*Short problem:*
Each record below should be output verbatim, without pictures.
* Begin Provided data *
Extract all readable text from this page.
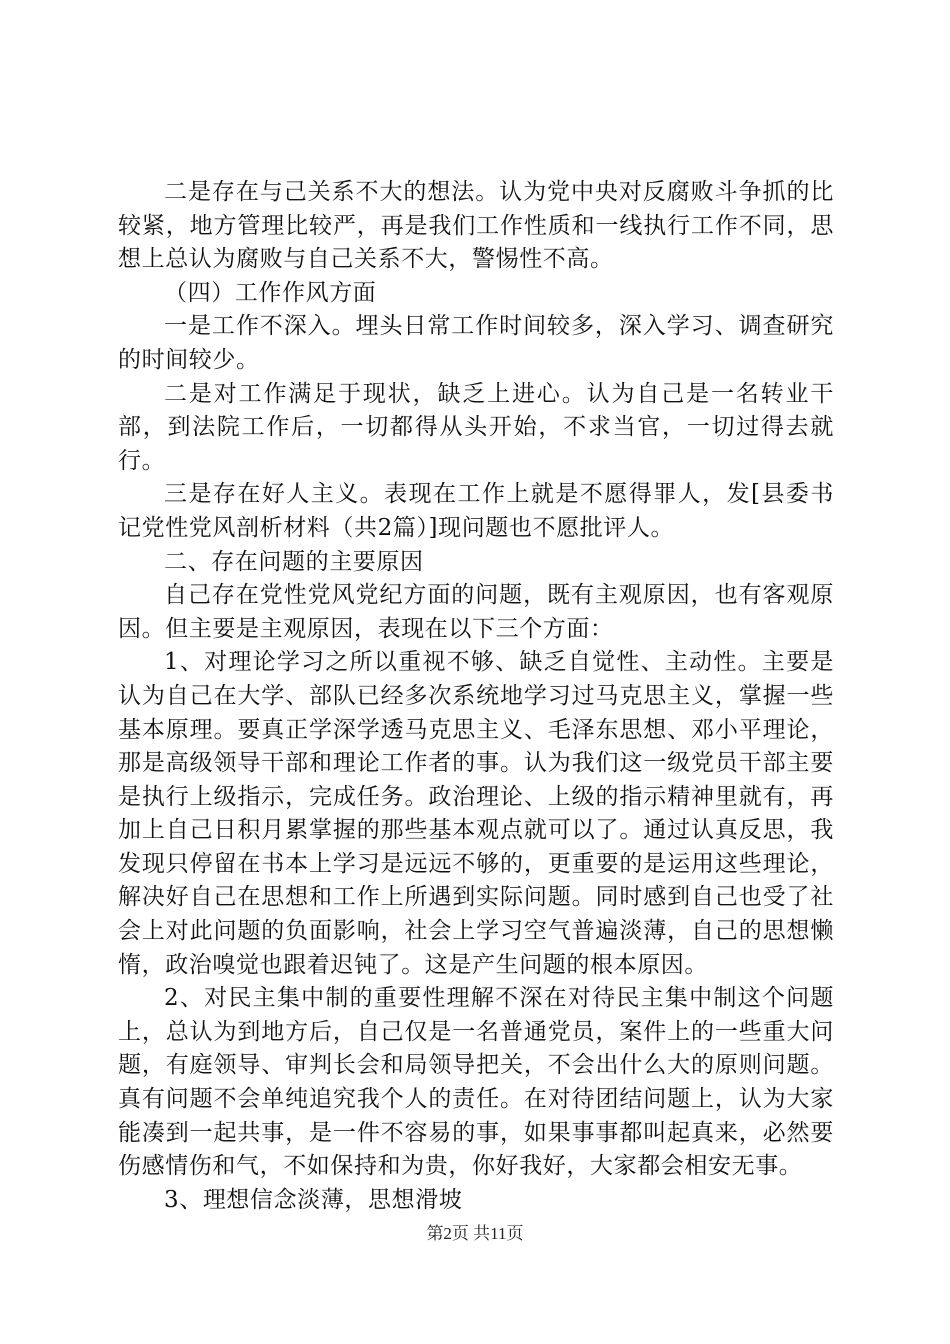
二是存在与己关系不大的想法。认为党中央对反腐败斗争抓的比较紧，地方管理比较严，再是我们工作性质和一线执行工作不同，思想上总认为腐败与自己关系不大，警惕性不高。

（四）工作作风方面

一是工作不深入。埋头日常工作时间较多，深入学习、调查研究的时间较少。

二是对工作满足于现状，缺乏上进心。认为自己是一名转业干部，到法院工作后，一切都得从头开始，不求当官，一切过得去就行。

三是存在好人主义。表现在工作上就是不愿得罪人，发[县委书记党性党风剖析材料（共2篇）]现问题也不愿批评人。

二、存在问题的主要原因

自己存在党性党风党纪方面的问题，既有主观原因，也有客观原因。但主要是主观原因，表现在以下三个方面：

1、对理论学习之所以重视不够、缺乏自觉性、主动性。主要是认为自己在大学、部队已经多次系统地学习过马克思主义，掌握一些基本原理。要真正学深学透马克思主义、毛泽东思想、邓小平理论，那是高级领导干部和理论工作者的事。认为我们这一级党员干部主要是执行上级指示，完成任务。政治理论、上级的指示精神里就有，再加上自己日积月累掌握的那些基本观点就可以了。通过认真反思，我发现只停留在书本上学习是远远不够的，更重要的是运用这些理论，解决好自己在思想和工作上所遇到实际问题。同时感到自己也受了社会上对此问题的负面影响，社会上学习空气普遍淡薄，自己的思想懒惰，政治嗅觉也跟着迟钝了。这是产生问题的根本原因。

2、对民主集中制的重要性理解不深在对待民主集中制这个问题上，总认为到地方后，自己仅是一名普通党员，案件上的一些重大问题，有庭领导、审判长会和局领导把关，不会出什么大的原则问题。真有问题不会单纯追究我个人的责任。在对待团结问题上，认为大家能凑到一起共事，是一件不容易的事，如果事事都叫起真来，必然要伤感情伤和气，不如保持和为贵，你好我好，大家都会相安无事。

3、理想信念淡薄，思想滑坡

第2页 共11页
* End Provided data *
*Right answer:*
Extract all readable text from this page.
二是存在与己关系不大的想法。认为党中央对反腐败斗争抓的比较紧，地方管理比较严，再是我们工作性质和一线执行工作不同，思想上总认为腐败与自己关系不大，警惕性不高。

（四）工作作风方面

一是工作不深入。埋头日常工作时间较多，深入学习、调查研究的时间较少。

二是对工作满足于现状，缺乏上进心。认为自己是一名转业干部，到法院工作后，一切都得从头开始，不求当官，一切过得去就行。

三是存在好人主义。表现在工作上就是不愿得罪人，发[县委书记党性党风剖析材料（共2篇）]现问题也不愿批评人。

二、存在问题的主要原因

自己存在党性党风党纪方面的问题，既有主观原因，也有客观原因。但主要是主观原因，表现在以下三个方面：

1、对理论学习之所以重视不够、缺乏自觉性、主动性。主要是认为自己在大学、部队已经多次系统地学习过马克思主义，掌握一些基本原理。要真正学深学透马克思主义、毛泽东思想、邓小平理论，那是高级领导干部和理论工作者的事。认为我们这一级党员干部主要是执行上级指示，完成任务。政治理论、上级的指示精神里就有，再加上自己日积月累掌握的那些基本观点就可以了。通过认真反思，我发现只停留在书本上学习是远远不够的，更重要的是运用这些理论，解决好自己在思想和工作上所遇到实际问题。同时感到自己也受了社会上对此问题的负面影响，社会上学习空气普遍淡薄，自己的思想懒惰，政治嗅觉也跟着迟钝了。这是产生问题的根本原因。

2、对民主集中制的重要性理解不深在对待民主集中制这个问题上，总认为到地方后，自己仅是一名普通党员，案件上的一些重大问题，有庭领导、审判长会和局领导把关，不会出什么大的原则问题。真有问题不会单纯追究我个人的责任。在对待团结问题上，认为大家能凑到一起共事，是一件不容易的事，如果事事都叫起真来，必然要伤感情伤和气，不如保持和为贵，你好我好，大家都会相安无事。

3、理想信念淡薄，思想滑坡

第2页 共11页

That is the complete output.